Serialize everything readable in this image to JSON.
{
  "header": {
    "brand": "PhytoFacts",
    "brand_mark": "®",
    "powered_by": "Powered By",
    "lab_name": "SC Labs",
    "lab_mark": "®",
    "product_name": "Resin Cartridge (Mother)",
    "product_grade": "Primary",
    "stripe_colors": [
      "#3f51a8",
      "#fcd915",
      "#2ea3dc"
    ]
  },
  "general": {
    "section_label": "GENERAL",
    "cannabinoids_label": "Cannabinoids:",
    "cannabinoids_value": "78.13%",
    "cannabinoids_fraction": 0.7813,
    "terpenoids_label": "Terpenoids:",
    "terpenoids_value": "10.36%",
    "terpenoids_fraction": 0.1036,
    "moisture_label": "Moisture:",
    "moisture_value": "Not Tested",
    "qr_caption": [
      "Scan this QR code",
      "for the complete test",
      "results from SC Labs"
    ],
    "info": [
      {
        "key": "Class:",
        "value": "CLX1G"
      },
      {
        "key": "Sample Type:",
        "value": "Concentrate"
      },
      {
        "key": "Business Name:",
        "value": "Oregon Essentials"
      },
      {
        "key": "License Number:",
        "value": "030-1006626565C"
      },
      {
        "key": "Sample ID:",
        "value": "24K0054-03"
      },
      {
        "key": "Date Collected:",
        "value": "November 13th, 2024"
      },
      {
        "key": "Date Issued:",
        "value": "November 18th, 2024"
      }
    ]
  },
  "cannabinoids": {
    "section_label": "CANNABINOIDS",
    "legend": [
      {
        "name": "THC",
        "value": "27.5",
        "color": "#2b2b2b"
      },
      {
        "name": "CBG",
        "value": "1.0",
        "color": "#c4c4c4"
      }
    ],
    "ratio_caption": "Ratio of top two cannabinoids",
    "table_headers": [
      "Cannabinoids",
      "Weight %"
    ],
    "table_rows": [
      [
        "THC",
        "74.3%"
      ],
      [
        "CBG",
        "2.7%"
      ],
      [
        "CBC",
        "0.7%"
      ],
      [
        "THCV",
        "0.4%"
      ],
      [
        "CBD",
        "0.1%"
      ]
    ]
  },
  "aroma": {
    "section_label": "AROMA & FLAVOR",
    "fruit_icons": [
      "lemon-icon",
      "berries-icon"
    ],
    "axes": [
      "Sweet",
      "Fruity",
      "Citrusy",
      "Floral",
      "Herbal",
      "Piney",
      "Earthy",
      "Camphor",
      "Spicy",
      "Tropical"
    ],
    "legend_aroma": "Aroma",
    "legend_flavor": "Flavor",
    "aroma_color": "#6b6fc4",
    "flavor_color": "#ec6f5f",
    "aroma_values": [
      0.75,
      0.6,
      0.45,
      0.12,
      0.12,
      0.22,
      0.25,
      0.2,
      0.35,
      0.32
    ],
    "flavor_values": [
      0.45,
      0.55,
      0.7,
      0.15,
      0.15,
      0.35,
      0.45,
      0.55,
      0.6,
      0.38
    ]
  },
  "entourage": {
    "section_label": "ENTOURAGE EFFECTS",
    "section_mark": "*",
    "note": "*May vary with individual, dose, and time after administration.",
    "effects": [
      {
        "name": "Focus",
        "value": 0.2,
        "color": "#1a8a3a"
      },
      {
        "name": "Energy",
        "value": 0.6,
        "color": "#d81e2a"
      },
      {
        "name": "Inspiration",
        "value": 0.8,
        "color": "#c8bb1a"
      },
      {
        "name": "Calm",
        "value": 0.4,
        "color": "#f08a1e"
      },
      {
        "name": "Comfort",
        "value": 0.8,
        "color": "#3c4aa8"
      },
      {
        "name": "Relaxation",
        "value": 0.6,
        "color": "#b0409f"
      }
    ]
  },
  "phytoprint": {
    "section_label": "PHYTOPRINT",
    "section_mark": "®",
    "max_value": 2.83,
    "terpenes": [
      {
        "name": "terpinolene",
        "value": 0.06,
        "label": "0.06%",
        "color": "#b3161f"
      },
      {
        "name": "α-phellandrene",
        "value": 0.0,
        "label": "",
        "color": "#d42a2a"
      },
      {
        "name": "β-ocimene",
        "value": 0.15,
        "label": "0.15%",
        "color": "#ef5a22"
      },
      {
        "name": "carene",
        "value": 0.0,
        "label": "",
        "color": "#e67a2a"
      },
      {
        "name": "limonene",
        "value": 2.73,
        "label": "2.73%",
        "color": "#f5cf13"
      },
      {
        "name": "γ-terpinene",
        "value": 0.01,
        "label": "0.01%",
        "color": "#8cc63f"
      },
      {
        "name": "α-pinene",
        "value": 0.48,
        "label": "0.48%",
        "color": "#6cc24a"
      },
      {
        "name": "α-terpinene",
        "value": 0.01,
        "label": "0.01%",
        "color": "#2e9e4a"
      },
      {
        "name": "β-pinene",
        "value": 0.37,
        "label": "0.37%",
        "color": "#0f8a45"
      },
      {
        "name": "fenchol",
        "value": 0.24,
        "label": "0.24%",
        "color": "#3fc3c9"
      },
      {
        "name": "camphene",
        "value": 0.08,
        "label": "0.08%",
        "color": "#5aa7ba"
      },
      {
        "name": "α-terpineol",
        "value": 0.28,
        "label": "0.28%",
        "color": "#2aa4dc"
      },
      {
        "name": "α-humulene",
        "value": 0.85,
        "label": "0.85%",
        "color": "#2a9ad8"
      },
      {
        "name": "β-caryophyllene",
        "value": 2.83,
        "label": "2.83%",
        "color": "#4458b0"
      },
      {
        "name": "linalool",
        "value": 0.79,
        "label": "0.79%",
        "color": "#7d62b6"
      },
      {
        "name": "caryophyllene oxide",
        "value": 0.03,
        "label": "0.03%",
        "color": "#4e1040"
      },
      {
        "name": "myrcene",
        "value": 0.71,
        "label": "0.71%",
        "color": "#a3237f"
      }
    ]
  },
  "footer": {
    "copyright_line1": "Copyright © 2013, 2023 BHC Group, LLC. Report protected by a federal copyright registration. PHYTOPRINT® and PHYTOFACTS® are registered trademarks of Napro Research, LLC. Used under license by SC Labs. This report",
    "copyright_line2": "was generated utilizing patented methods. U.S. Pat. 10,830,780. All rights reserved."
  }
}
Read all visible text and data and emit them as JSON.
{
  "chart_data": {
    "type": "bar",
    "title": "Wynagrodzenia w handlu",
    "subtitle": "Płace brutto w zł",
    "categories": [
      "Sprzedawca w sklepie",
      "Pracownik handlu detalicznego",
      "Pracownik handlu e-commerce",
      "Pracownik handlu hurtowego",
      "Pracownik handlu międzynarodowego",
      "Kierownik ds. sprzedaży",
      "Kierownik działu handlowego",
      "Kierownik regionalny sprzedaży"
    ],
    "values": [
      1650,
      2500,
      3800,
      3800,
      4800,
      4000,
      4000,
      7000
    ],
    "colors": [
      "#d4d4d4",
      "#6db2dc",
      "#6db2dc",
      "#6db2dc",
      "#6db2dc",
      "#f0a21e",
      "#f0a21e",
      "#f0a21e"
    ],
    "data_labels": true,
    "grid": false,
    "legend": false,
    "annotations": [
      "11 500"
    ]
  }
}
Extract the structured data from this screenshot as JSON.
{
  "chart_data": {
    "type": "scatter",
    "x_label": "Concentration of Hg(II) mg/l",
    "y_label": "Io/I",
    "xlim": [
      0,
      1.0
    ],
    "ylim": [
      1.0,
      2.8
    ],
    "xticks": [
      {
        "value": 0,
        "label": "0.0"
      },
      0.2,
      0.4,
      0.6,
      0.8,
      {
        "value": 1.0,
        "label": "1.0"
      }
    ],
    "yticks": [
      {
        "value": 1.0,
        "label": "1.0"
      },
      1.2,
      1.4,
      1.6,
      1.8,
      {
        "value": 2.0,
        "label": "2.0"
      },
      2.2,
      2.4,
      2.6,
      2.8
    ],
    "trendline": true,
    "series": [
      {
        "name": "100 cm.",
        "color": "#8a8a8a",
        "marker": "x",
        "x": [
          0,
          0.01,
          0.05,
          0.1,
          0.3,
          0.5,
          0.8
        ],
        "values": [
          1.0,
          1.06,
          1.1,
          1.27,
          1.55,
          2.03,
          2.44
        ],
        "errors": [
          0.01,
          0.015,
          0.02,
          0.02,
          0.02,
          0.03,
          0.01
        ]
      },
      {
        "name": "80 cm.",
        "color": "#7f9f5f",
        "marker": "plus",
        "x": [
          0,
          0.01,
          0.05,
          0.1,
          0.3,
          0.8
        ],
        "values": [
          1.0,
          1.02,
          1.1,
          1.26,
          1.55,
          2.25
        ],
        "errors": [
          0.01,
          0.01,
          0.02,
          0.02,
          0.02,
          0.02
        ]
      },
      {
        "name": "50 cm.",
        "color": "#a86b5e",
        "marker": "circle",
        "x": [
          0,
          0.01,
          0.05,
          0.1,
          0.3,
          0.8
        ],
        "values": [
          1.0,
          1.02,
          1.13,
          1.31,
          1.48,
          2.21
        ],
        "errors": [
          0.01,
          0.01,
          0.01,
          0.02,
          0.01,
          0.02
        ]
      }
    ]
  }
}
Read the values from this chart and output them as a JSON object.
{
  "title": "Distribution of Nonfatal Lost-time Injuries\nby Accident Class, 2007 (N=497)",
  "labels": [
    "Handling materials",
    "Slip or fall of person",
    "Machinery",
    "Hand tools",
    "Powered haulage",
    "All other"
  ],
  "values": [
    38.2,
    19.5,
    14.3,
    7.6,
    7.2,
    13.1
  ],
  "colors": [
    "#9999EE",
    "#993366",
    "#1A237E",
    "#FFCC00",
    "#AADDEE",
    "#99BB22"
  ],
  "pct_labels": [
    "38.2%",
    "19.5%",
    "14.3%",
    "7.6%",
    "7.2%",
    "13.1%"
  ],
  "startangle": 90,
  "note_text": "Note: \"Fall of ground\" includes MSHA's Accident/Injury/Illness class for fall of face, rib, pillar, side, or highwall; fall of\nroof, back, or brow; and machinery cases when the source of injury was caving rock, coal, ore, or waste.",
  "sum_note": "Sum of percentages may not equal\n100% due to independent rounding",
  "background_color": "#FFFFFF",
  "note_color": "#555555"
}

----------

List each line in the listing that contains the string "caryophyllene".

RESULT OF THE EXERCISE:
        "name": "β-caryophyllene",
        "name": "caryophyllene oxide",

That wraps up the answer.